--- Start of Material ---

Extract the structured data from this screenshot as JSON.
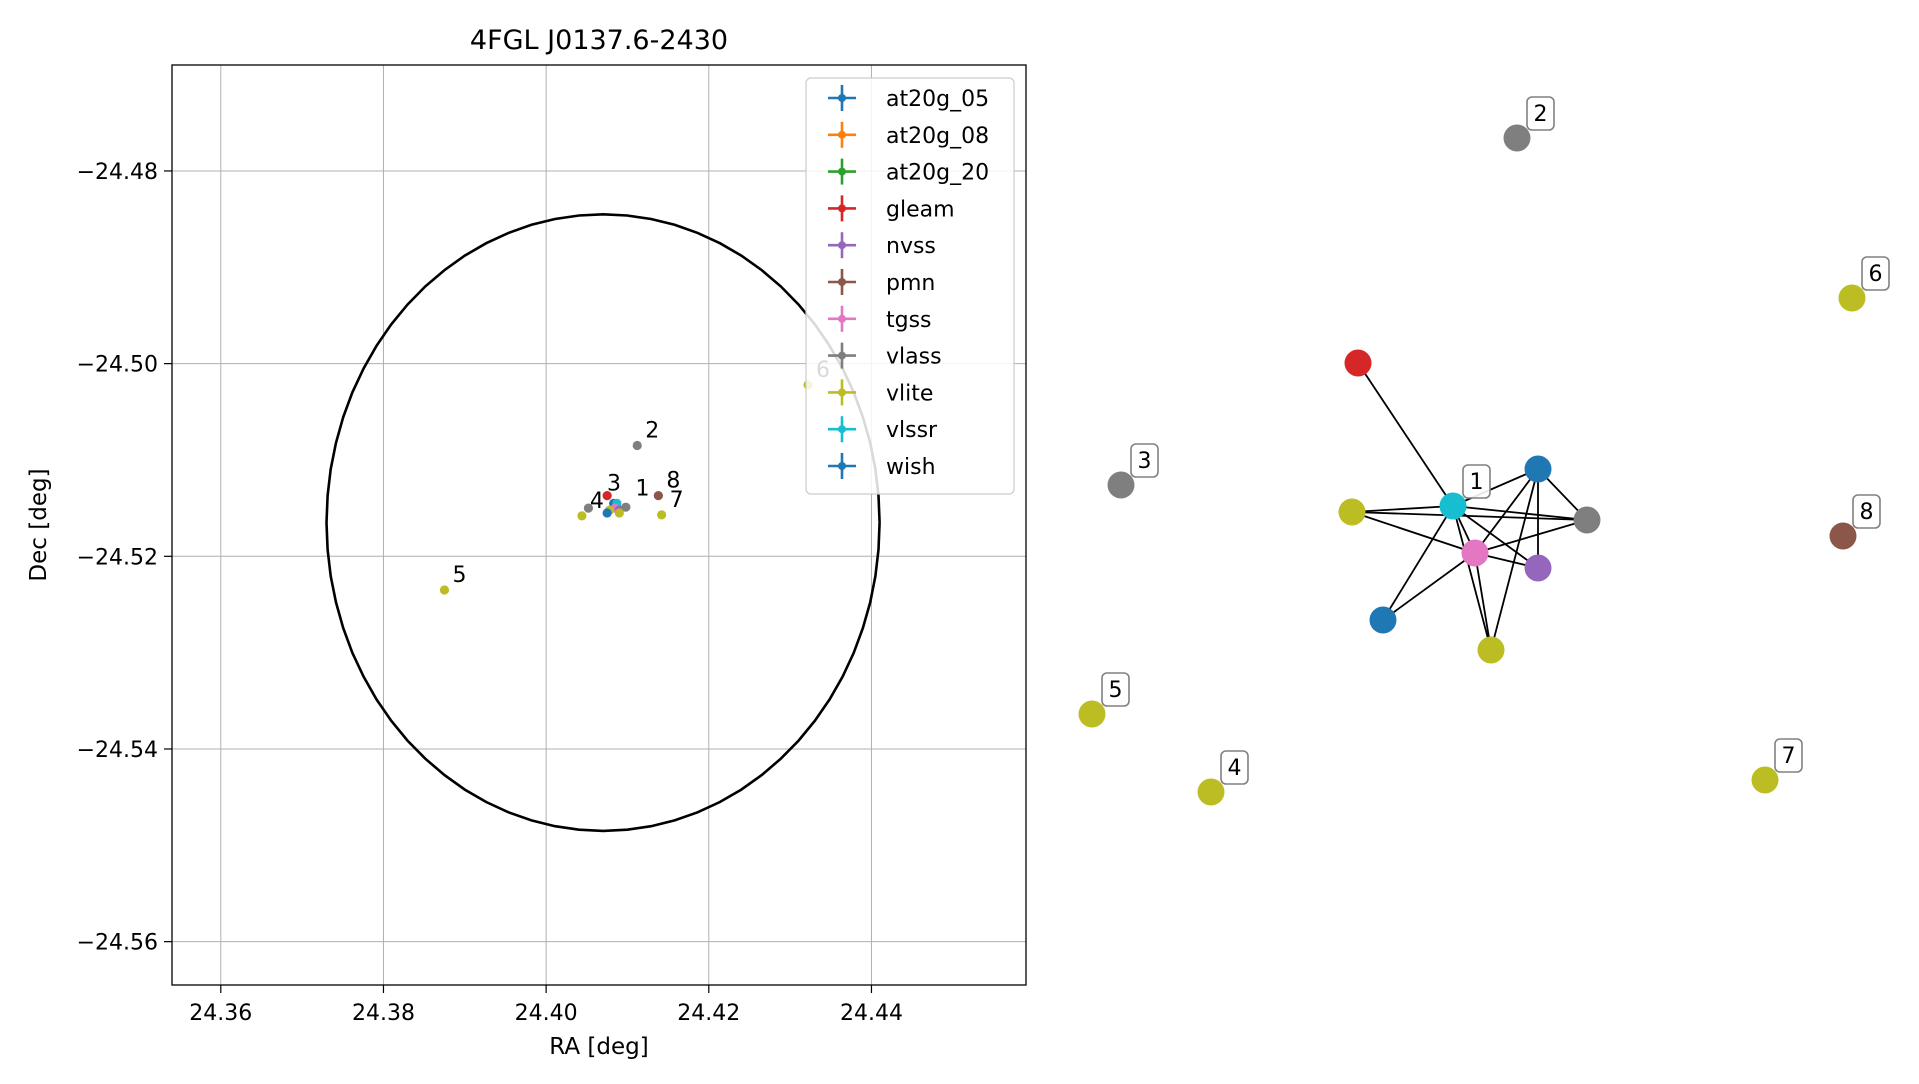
{
  "chart_data": [
    {
      "type": "scatter",
      "title": "4FGL J0137.6-2430",
      "xlabel": "RA [deg]",
      "ylabel": "Dec [deg]",
      "xlim": [
        24.354,
        24.459
      ],
      "ylim": [
        -24.5645,
        -24.469
      ],
      "xticks": [
        24.36,
        24.38,
        24.4,
        24.42,
        24.44
      ],
      "xtick_labels": [
        "24.36",
        "24.38",
        "24.40",
        "24.42",
        "24.44"
      ],
      "yticks": [
        -24.48,
        -24.5,
        -24.52,
        -24.54,
        -24.56
      ],
      "ytick_labels": [
        "−24.48",
        "−24.50",
        "−24.52",
        "−24.54",
        "−24.56"
      ],
      "grid": true,
      "legend_position": "top-right",
      "ellipse": {
        "center": [
          24.407,
          -24.5165
        ],
        "ra_semi_axis": 0.034,
        "dec_semi_axis": 0.032
      },
      "series": [
        {
          "name": "at20g_05",
          "color": "#1f77b4"
        },
        {
          "name": "at20g_08",
          "color": "#ff7f0e"
        },
        {
          "name": "at20g_20",
          "color": "#2ca02c"
        },
        {
          "name": "gleam",
          "color": "#d62728"
        },
        {
          "name": "nvss",
          "color": "#9467bd"
        },
        {
          "name": "pmn",
          "color": "#8c564b"
        },
        {
          "name": "tgss",
          "color": "#e377c2"
        },
        {
          "name": "vlass",
          "color": "#7f7f7f"
        },
        {
          "name": "vlite",
          "color": "#bcbd22"
        },
        {
          "name": "vlssr",
          "color": "#17becf"
        },
        {
          "name": "wish",
          "color": "#1f77b4"
        }
      ],
      "points": [
        {
          "series": "gleam",
          "x": 24.4075,
          "y": -24.5137,
          "color": "#d62728"
        },
        {
          "series": "at20g_05",
          "x": 24.4083,
          "y": -24.5145,
          "color": "#1f77b4"
        },
        {
          "series": "vlssr",
          "x": 24.4087,
          "y": -24.5145,
          "color": "#17becf"
        },
        {
          "series": "tgss",
          "x": 24.4085,
          "y": -24.515,
          "color": "#e377c2"
        },
        {
          "series": "nvss",
          "x": 24.409,
          "y": -24.5152,
          "color": "#9467bd"
        },
        {
          "series": "vlass",
          "x": 24.4098,
          "y": -24.5149,
          "color": "#7f7f7f"
        },
        {
          "series": "vlite",
          "x": 24.4078,
          "y": -24.5152,
          "color": "#bcbd22"
        },
        {
          "series": "vlite",
          "x": 24.409,
          "y": -24.5155,
          "color": "#bcbd22"
        },
        {
          "series": "wish",
          "x": 24.4075,
          "y": -24.5155,
          "color": "#1f77b4"
        },
        {
          "series": "vlass",
          "x": 24.4112,
          "y": -24.5085,
          "color": "#7f7f7f"
        },
        {
          "series": "vlass",
          "x": 24.4052,
          "y": -24.515,
          "color": "#7f7f7f"
        },
        {
          "series": "vlite",
          "x": 24.4044,
          "y": -24.5158,
          "color": "#bcbd22"
        },
        {
          "series": "vlite",
          "x": 24.3875,
          "y": -24.5235,
          "color": "#bcbd22"
        },
        {
          "series": "vlite",
          "x": 24.4322,
          "y": -24.5022,
          "color": "#bcbd22"
        },
        {
          "series": "vlite",
          "x": 24.4142,
          "y": -24.5157,
          "color": "#bcbd22"
        },
        {
          "series": "pmn",
          "x": 24.4138,
          "y": -24.5137,
          "color": "#8c564b"
        }
      ],
      "annotations": [
        {
          "text": "1",
          "x": 24.41,
          "y": -24.5145
        },
        {
          "text": "2",
          "x": 24.4112,
          "y": -24.5085
        },
        {
          "text": "3",
          "x": 24.4065,
          "y": -24.514
        },
        {
          "text": "4",
          "x": 24.4044,
          "y": -24.5158
        },
        {
          "text": "5",
          "x": 24.3875,
          "y": -24.5235
        },
        {
          "text": "6",
          "x": 24.4322,
          "y": -24.5022
        },
        {
          "text": "7",
          "x": 24.4142,
          "y": -24.5157
        },
        {
          "text": "8",
          "x": 24.4138,
          "y": -24.5137
        }
      ]
    },
    {
      "type": "network",
      "nodes": [
        {
          "id": "red",
          "series": "gleam",
          "color": "#d62728"
        },
        {
          "id": "cyan",
          "series": "vlssr",
          "color": "#17becf",
          "label": "1"
        },
        {
          "id": "blue-top",
          "series": "at20g_05",
          "color": "#1f77b4"
        },
        {
          "id": "olive-left",
          "series": "vlite",
          "color": "#bcbd22"
        },
        {
          "id": "gray-right",
          "series": "vlass",
          "color": "#7f7f7f"
        },
        {
          "id": "pink",
          "series": "tgss",
          "color": "#e377c2"
        },
        {
          "id": "purple",
          "series": "nvss",
          "color": "#9467bd"
        },
        {
          "id": "blue-bottom",
          "series": "wish",
          "color": "#1f77b4"
        },
        {
          "id": "olive-bottom",
          "series": "vlite",
          "color": "#bcbd22"
        },
        {
          "id": "n2",
          "series": "vlass",
          "color": "#7f7f7f",
          "label": "2"
        },
        {
          "id": "n3",
          "series": "vlass",
          "color": "#7f7f7f",
          "label": "3"
        },
        {
          "id": "n4",
          "series": "vlite",
          "color": "#bcbd22",
          "label": "4"
        },
        {
          "id": "n5",
          "series": "vlite",
          "color": "#bcbd22",
          "label": "5"
        },
        {
          "id": "n6",
          "series": "vlite",
          "color": "#bcbd22",
          "label": "6"
        },
        {
          "id": "n7",
          "series": "vlite",
          "color": "#bcbd22",
          "label": "7"
        },
        {
          "id": "n8",
          "series": "pmn",
          "color": "#8c564b",
          "label": "8"
        }
      ],
      "edges": [
        [
          "red",
          "cyan"
        ],
        [
          "cyan",
          "olive-left"
        ],
        [
          "cyan",
          "blue-top"
        ],
        [
          "cyan",
          "gray-right"
        ],
        [
          "cyan",
          "pink"
        ],
        [
          "cyan",
          "purple"
        ],
        [
          "cyan",
          "blue-bottom"
        ],
        [
          "cyan",
          "olive-bottom"
        ],
        [
          "olive-left",
          "pink"
        ],
        [
          "olive-left",
          "gray-right"
        ],
        [
          "pink",
          "blue-top"
        ],
        [
          "pink",
          "gray-right"
        ],
        [
          "pink",
          "purple"
        ],
        [
          "pink",
          "blue-bottom"
        ],
        [
          "pink",
          "olive-bottom"
        ],
        [
          "blue-top",
          "gray-right"
        ],
        [
          "blue-top",
          "purple"
        ],
        [
          "blue-top",
          "olive-bottom"
        ]
      ]
    }
  ]
}
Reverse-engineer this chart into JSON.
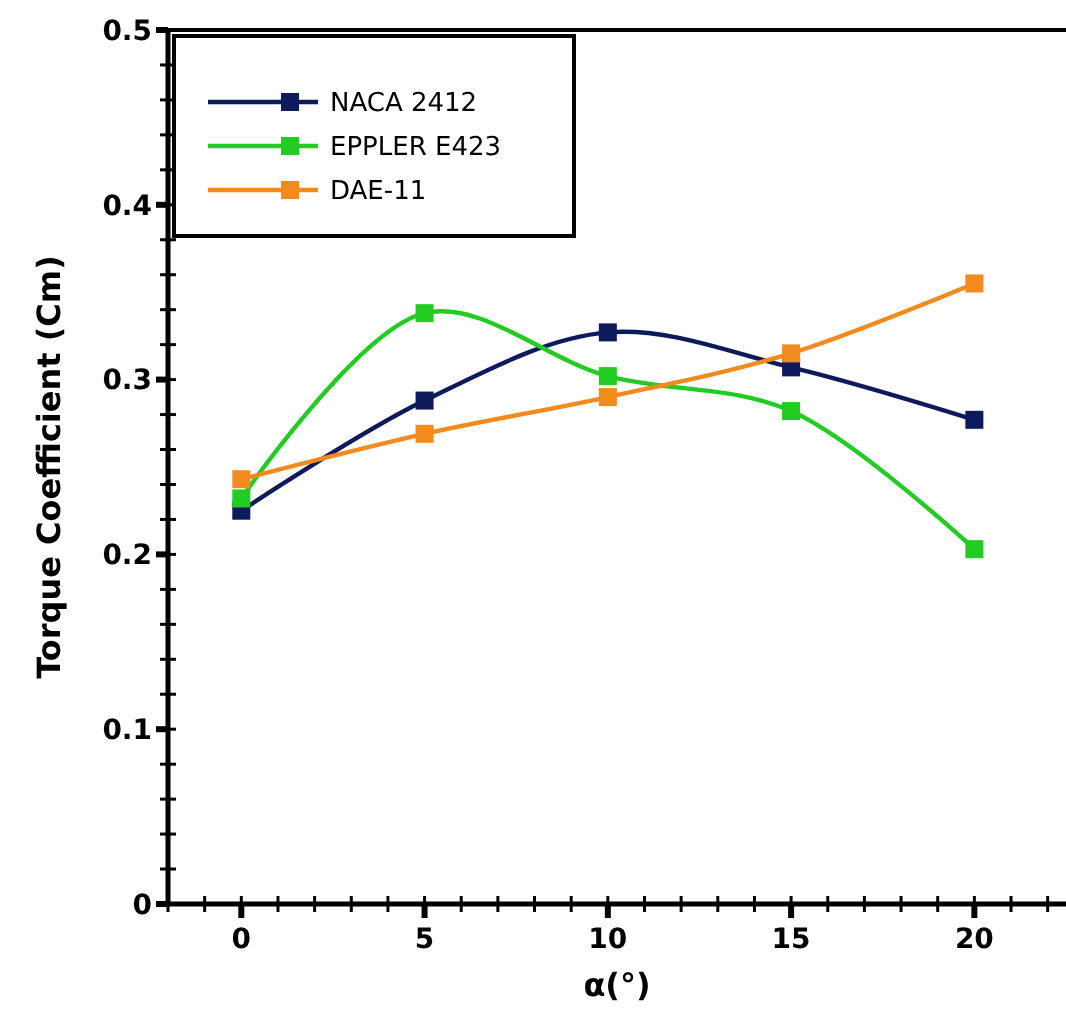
{
  "chart_data": {
    "type": "line",
    "xlabel": "α(°)",
    "ylabel": "Torque Coefficient (Cm)",
    "x": [
      0,
      5,
      10,
      15,
      20
    ],
    "xlim": [
      -2,
      22.5
    ],
    "xticks": [
      0,
      5,
      10,
      15,
      20
    ],
    "ylim": [
      0,
      0.5
    ],
    "yticks": [
      0,
      0.1,
      0.2,
      0.3,
      0.4,
      0.5
    ],
    "grid": false,
    "legend": "top left",
    "marker": "square",
    "line_style": "solid",
    "series": [
      {
        "name": "NACA 2412",
        "color": "#0d1a5c",
        "values": [
          0.225,
          0.288,
          0.327,
          0.307,
          0.277
        ]
      },
      {
        "name": "EPPLER E423",
        "color": "#22cc22",
        "values": [
          0.232,
          0.338,
          0.302,
          0.282,
          0.203
        ]
      },
      {
        "name": "DAE-11",
        "color": "#f28a1e",
        "values": [
          0.243,
          0.269,
          0.29,
          0.315,
          0.355
        ]
      }
    ]
  }
}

--- End of Material ---

## Goal of the exercise
Omit any images, then output the listing exactly.

## The completed task
Extract the structured data from this screenshot as JSON.
{
  "chart_data": [
    {
      "type": "scatter",
      "title": "4FGL J0137.6-2430",
      "xlabel": "RA [deg]",
      "ylabel": "Dec [deg]",
      "xlim": [
        24.354,
        24.459
      ],
      "ylim": [
        -24.5645,
        -24.469
      ],
      "xticks": [
        24.36,
        24.38,
        24.4,
        24.42,
        24.44
      ],
      "xtick_labels": [
        "24.36",
        "24.38",
        "24.40",
        "24.42",
        "24.44"
      ],
      "yticks": [
        -24.48,
        -24.5,
        -24.52,
        -24.54,
        -24.56
      ],
      "ytick_labels": [
        "−24.48",
        "−24.50",
        "−24.52",
        "−24.54",
        "−24.56"
      ],
      "grid": true,
      "legend_position": "top-right",
      "ellipse": {
        "center": [
          24.407,
          -24.5165
        ],
        "ra_semi_axis": 0.034,
        "dec_semi_axis": 0.032
      },
      "series": [
        {
          "name": "at20g_05",
          "color": "#1f77b4"
        },
        {
          "name": "at20g_08",
          "color": "#ff7f0e"
        },
        {
          "name": "at20g_20",
          "color": "#2ca02c"
        },
        {
          "name": "gleam",
          "color": "#d62728"
        },
        {
          "name": "nvss",
          "color": "#9467bd"
        },
        {
          "name": "pmn",
          "color": "#8c564b"
        },
        {
          "name": "tgss",
          "color": "#e377c2"
        },
        {
          "name": "vlass",
          "color": "#7f7f7f"
        },
        {
          "name": "vlite",
          "color": "#bcbd22"
        },
        {
          "name": "vlssr",
          "color": "#17becf"
        },
        {
          "name": "wish",
          "color": "#1f77b4"
        }
      ],
      "points": [
        {
          "series": "gleam",
          "x": 24.4075,
          "y": -24.5137,
          "color": "#d62728"
        },
        {
          "series": "at20g_05",
          "x": 24.4083,
          "y": -24.5145,
          "color": "#1f77b4"
        },
        {
          "series": "vlssr",
          "x": 24.4087,
          "y": -24.5145,
          "color": "#17becf"
        },
        {
          "series": "tgss",
          "x": 24.4085,
          "y": -24.515,
          "color": "#e377c2"
        },
        {
          "series": "nvss",
          "x": 24.409,
          "y": -24.5152,
          "color": "#9467bd"
        },
        {
          "series": "vlass",
          "x": 24.4098,
          "y": -24.5149,
          "color": "#7f7f7f"
        },
        {
          "series": "vlite",
          "x": 24.4078,
          "y": -24.5152,
          "color": "#bcbd22"
        },
        {
          "series": "vlite",
          "x": 24.409,
          "y": -24.5155,
          "color": "#bcbd22"
        },
        {
          "series": "wish",
          "x": 24.4075,
          "y": -24.5155,
          "color": "#1f77b4"
        },
        {
          "series": "vlass",
          "x": 24.4112,
          "y": -24.5085,
          "color": "#7f7f7f"
        },
        {
          "series": "vlass",
          "x": 24.4052,
          "y": -24.515,
          "color": "#7f7f7f"
        },
        {
          "series": "vlite",
          "x": 24.4044,
          "y": -24.5158,
          "color": "#bcbd22"
        },
        {
          "series": "vlite",
          "x": 24.3875,
          "y": -24.5235,
          "color": "#bcbd22"
        },
        {
          "series": "vlite",
          "x": 24.4322,
          "y": -24.5022,
          "color": "#bcbd22"
        },
        {
          "series": "vlite",
          "x": 24.4142,
          "y": -24.5157,
          "color": "#bcbd22"
        },
        {
          "series": "pmn",
          "x": 24.4138,
          "y": -24.5137,
          "color": "#8c564b"
        }
      ],
      "annotations": [
        {
          "text": "1",
          "x": 24.41,
          "y": -24.5145
        },
        {
          "text": "2",
          "x": 24.4112,
          "y": -24.5085
        },
        {
          "text": "3",
          "x": 24.4065,
          "y": -24.514
        },
        {
          "text": "4",
          "x": 24.4044,
          "y": -24.5158
        },
        {
          "text": "5",
          "x": 24.3875,
          "y": -24.5235
        },
        {
          "text": "6",
          "x": 24.4322,
          "y": -24.5022
        },
        {
          "text": "7",
          "x": 24.4142,
          "y": -24.5157
        },
        {
          "text": "8",
          "x": 24.4138,
          "y": -24.5137
        }
      ]
    },
    {
      "type": "network",
      "nodes": [
        {
          "id": "red",
          "series": "gleam",
          "color": "#d62728"
        },
        {
          "id": "cyan",
          "series": "vlssr",
          "color": "#17becf",
          "label": "1"
        },
        {
          "id": "blue-top",
          "series": "at20g_05",
          "color": "#1f77b4"
        },
        {
          "id": "olive-left",
          "series": "vlite",
          "color": "#bcbd22"
        },
        {
          "id": "gray-right",
          "series": "vlass",
          "color": "#7f7f7f"
        },
        {
          "id": "pink",
          "series": "tgss",
          "color": "#e377c2"
        },
        {
          "id": "purple",
          "series": "nvss",
          "color": "#9467bd"
        },
        {
          "id": "blue-bottom",
          "series": "wish",
          "color": "#1f77b4"
        },
        {
          "id": "olive-bottom",
          "series": "vlite",
          "color": "#bcbd22"
        },
        {
          "id": "n2",
          "series": "vlass",
          "color": "#7f7f7f",
          "label": "2"
        },
        {
          "id": "n3",
          "series": "vlass",
          "color": "#7f7f7f",
          "label": "3"
        },
        {
          "id": "n4",
          "series": "vlite",
          "color": "#bcbd22",
          "label": "4"
        },
        {
          "id": "n5",
          "series": "vlite",
          "color": "#bcbd22",
          "label": "5"
        },
        {
          "id": "n6",
          "series": "vlite",
          "color": "#bcbd22",
          "label": "6"
        },
        {
          "id": "n7",
          "series": "vlite",
          "color": "#bcbd22",
          "label": "7"
        },
        {
          "id": "n8",
          "series": "pmn",
          "color": "#8c564b",
          "label": "8"
        }
      ],
      "edges": [
        [
          "red",
          "cyan"
        ],
        [
          "cyan",
          "olive-left"
        ],
        [
          "cyan",
          "blue-top"
        ],
        [
          "cyan",
          "gray-right"
        ],
        [
          "cyan",
          "pink"
        ],
        [
          "cyan",
          "purple"
        ],
        [
          "cyan",
          "blue-bottom"
        ],
        [
          "cyan",
          "olive-bottom"
        ],
        [
          "olive-left",
          "pink"
        ],
        [
          "olive-left",
          "gray-right"
        ],
        [
          "pink",
          "blue-top"
        ],
        [
          "pink",
          "gray-right"
        ],
        [
          "pink",
          "purple"
        ],
        [
          "pink",
          "blue-bottom"
        ],
        [
          "pink",
          "olive-bottom"
        ],
        [
          "blue-top",
          "gray-right"
        ],
        [
          "blue-top",
          "purple"
        ],
        [
          "blue-top",
          "olive-bottom"
        ]
      ]
    }
  ]
}
Reverse-engineer this chart into JSON.
{
  "chart_data": {
    "type": "line",
    "xlabel": "α(°)",
    "ylabel": "Torque Coefficient (Cm)",
    "x": [
      0,
      5,
      10,
      15,
      20
    ],
    "xlim": [
      -2,
      22.5
    ],
    "xticks": [
      0,
      5,
      10,
      15,
      20
    ],
    "ylim": [
      0,
      0.5
    ],
    "yticks": [
      0,
      0.1,
      0.2,
      0.3,
      0.4,
      0.5
    ],
    "grid": false,
    "legend": "top left",
    "marker": "square",
    "line_style": "solid",
    "series": [
      {
        "name": "NACA 2412",
        "color": "#0d1a5c",
        "values": [
          0.225,
          0.288,
          0.327,
          0.307,
          0.277
        ]
      },
      {
        "name": "EPPLER E423",
        "color": "#22cc22",
        "values": [
          0.232,
          0.338,
          0.302,
          0.282,
          0.203
        ]
      },
      {
        "name": "DAE-11",
        "color": "#f28a1e",
        "values": [
          0.243,
          0.269,
          0.29,
          0.315,
          0.355
        ]
      }
    ]
  }
}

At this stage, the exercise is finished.